* _Provided entries_

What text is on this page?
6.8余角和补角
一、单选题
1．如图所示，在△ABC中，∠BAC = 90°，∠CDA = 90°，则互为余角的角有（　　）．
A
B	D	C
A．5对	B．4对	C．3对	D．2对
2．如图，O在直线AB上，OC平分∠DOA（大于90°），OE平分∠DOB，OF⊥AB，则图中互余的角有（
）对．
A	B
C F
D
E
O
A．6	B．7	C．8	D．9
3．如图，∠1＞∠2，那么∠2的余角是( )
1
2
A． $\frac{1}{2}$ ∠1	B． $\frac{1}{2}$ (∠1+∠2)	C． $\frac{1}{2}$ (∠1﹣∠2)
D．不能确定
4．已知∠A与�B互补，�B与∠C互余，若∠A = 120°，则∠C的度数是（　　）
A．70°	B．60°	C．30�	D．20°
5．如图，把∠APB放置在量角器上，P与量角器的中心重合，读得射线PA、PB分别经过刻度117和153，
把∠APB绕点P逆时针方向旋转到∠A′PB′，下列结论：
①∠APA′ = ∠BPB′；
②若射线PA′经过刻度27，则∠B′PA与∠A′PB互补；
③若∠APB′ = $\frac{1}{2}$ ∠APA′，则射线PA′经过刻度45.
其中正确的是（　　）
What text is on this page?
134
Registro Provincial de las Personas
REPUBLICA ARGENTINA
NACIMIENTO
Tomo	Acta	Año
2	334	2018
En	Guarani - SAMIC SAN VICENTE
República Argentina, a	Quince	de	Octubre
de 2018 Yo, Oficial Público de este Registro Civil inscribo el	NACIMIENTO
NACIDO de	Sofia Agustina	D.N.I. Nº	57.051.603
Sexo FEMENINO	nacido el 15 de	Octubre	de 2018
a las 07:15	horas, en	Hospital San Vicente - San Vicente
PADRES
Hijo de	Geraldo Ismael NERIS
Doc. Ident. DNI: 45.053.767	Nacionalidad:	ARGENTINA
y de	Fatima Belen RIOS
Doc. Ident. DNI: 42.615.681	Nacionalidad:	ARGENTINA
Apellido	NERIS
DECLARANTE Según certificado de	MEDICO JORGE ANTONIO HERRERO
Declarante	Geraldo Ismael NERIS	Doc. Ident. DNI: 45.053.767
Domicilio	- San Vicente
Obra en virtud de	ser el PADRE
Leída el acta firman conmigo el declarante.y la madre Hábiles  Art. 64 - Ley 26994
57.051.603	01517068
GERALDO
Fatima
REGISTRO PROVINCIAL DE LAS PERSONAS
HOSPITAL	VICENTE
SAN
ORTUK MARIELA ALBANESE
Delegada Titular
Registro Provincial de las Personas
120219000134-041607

* _Required task_
Copy all lines above containing the string "Octubre".

* _The response_
República Argentina, a	Quince	de	Octubre
Sexo FEMENINO	nacido el 15 de	Octubre	de 2018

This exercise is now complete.